►

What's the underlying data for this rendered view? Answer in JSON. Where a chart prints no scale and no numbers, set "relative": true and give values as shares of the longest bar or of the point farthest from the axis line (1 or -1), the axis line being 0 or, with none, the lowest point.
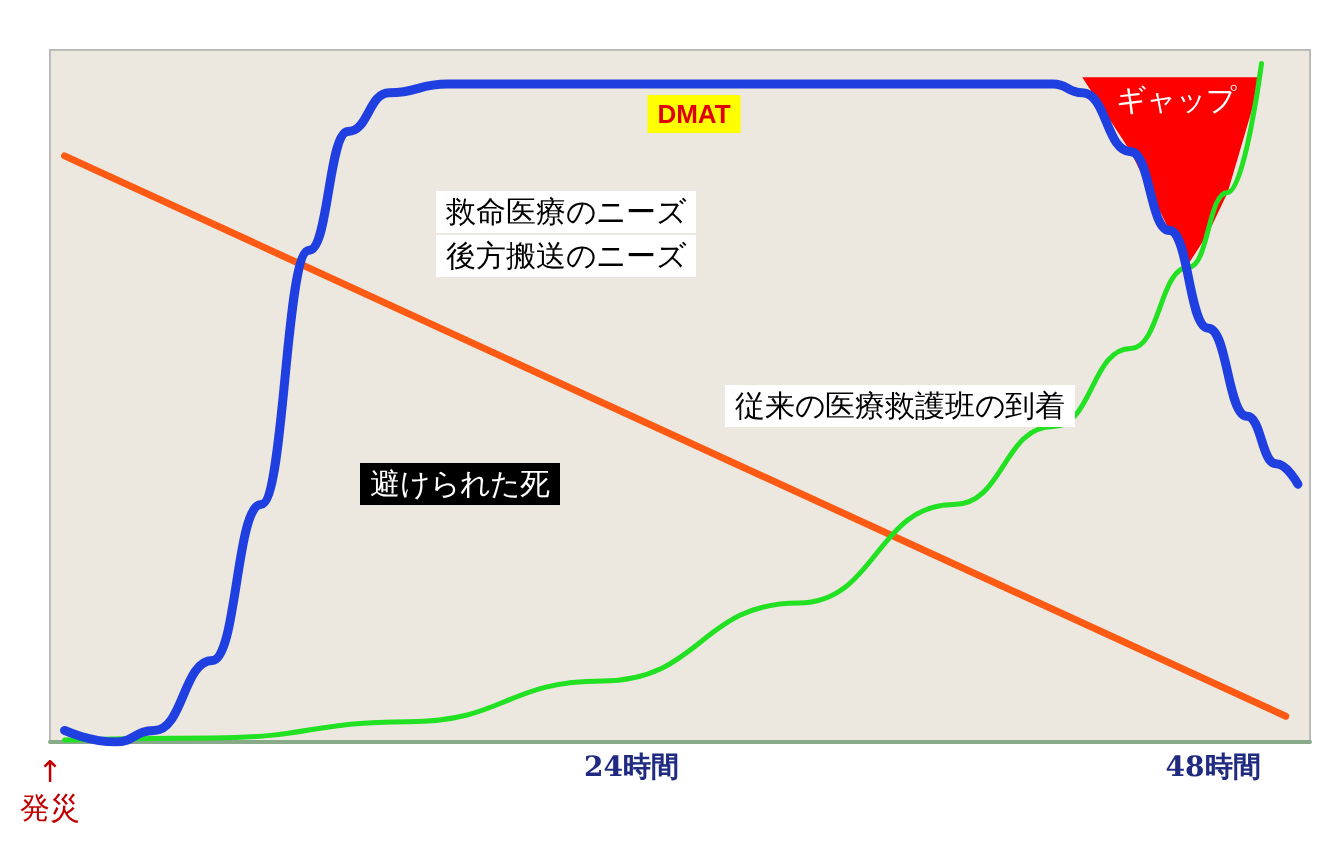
{
  "chart_data": {
    "type": "line",
    "relative": true,
    "grid": false,
    "marker": "none",
    "line_style": "solid",
    "xlim": [
      0,
      52
    ],
    "xticks": [
      {
        "value": 0,
        "label": "↑\n発災"
      },
      {
        "value": 24,
        "label": "24時間"
      },
      {
        "value": 48,
        "label": "48時間"
      }
    ],
    "series": [
      {
        "color": "#ff0000",
        "type": "area",
        "x": [
          42.6,
          50,
          48.6,
          47.8,
          46.9,
          46.2,
          44.6
        ],
        "values": [
          0.98,
          0.98,
          0.81,
          0.75,
          0.7,
          0.754,
          0.87
        ]
      },
      {
        "color": "#ff5a14",
        "x": [
          0.6,
          51
        ],
        "values": [
          0.864,
          0.038
        ]
      },
      {
        "color": "#22e022",
        "x": [
          0.6,
          6.7,
          14.8,
          22.8,
          30.9,
          37.3,
          41.4,
          44.6,
          47,
          48.6,
          50
        ],
        "values": [
          0.003,
          0.006,
          0.03,
          0.09,
          0.205,
          0.35,
          0.465,
          0.58,
          0.7,
          0.81,
          1
        ]
      },
      {
        "color": "#1f3fe0",
        "x": [
          0.6,
          2.7,
          4.3,
          6.7,
          8.7,
          10.7,
          12.3,
          14,
          16.4,
          41.4,
          42.6,
          44.6,
          46.2,
          47.8,
          49.4,
          50.6,
          51.5
        ],
        "values": [
          0.017,
          0,
          0.017,
          0.12,
          0.35,
          0.725,
          0.9,
          0.957,
          0.97,
          0.97,
          0.957,
          0.87,
          0.754,
          0.61,
          0.48,
          0.41,
          0.38
        ]
      }
    ],
    "annotations": [
      "DMAT",
      "救命医療のニーズ",
      "後方搬送のニーズ",
      "従来の医療救護班の到着",
      "避けられた死",
      "ギャップ"
    ]
  }
}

◄

● Required work
A faithful copy of the records above is needed, with the pictures left out.

● Answer in full
What's the underlying data for this rendered view? Answer in JSON. Where a chart prints no scale and no numbers, set "relative": true and give values as shares of the longest bar or of the point farthest from the axis line (1 or -1), the axis line being 0 or, with none, the lowest point.
{
  "chart_data": {
    "type": "line",
    "relative": true,
    "grid": false,
    "marker": "none",
    "line_style": "solid",
    "xlim": [
      0,
      52
    ],
    "xticks": [
      {
        "value": 0,
        "label": "↑\n発災"
      },
      {
        "value": 24,
        "label": "24時間"
      },
      {
        "value": 48,
        "label": "48時間"
      }
    ],
    "series": [
      {
        "color": "#ff0000",
        "type": "area",
        "x": [
          42.6,
          50,
          48.6,
          47.8,
          46.9,
          46.2,
          44.6
        ],
        "values": [
          0.98,
          0.98,
          0.81,
          0.75,
          0.7,
          0.754,
          0.87
        ]
      },
      {
        "color": "#ff5a14",
        "x": [
          0.6,
          51
        ],
        "values": [
          0.864,
          0.038
        ]
      },
      {
        "color": "#22e022",
        "x": [
          0.6,
          6.7,
          14.8,
          22.8,
          30.9,
          37.3,
          41.4,
          44.6,
          47,
          48.6,
          50
        ],
        "values": [
          0.003,
          0.006,
          0.03,
          0.09,
          0.205,
          0.35,
          0.465,
          0.58,
          0.7,
          0.81,
          1
        ]
      },
      {
        "color": "#1f3fe0",
        "x": [
          0.6,
          2.7,
          4.3,
          6.7,
          8.7,
          10.7,
          12.3,
          14,
          16.4,
          41.4,
          42.6,
          44.6,
          46.2,
          47.8,
          49.4,
          50.6,
          51.5
        ],
        "values": [
          0.017,
          0,
          0.017,
          0.12,
          0.35,
          0.725,
          0.9,
          0.957,
          0.97,
          0.97,
          0.957,
          0.87,
          0.754,
          0.61,
          0.48,
          0.41,
          0.38
        ]
      }
    ],
    "annotations": [
      "DMAT",
      "救命医療のニーズ",
      "後方搬送のニーズ",
      "従来の医療救護班の到着",
      "避けられた死",
      "ギャップ"
    ]
  }
}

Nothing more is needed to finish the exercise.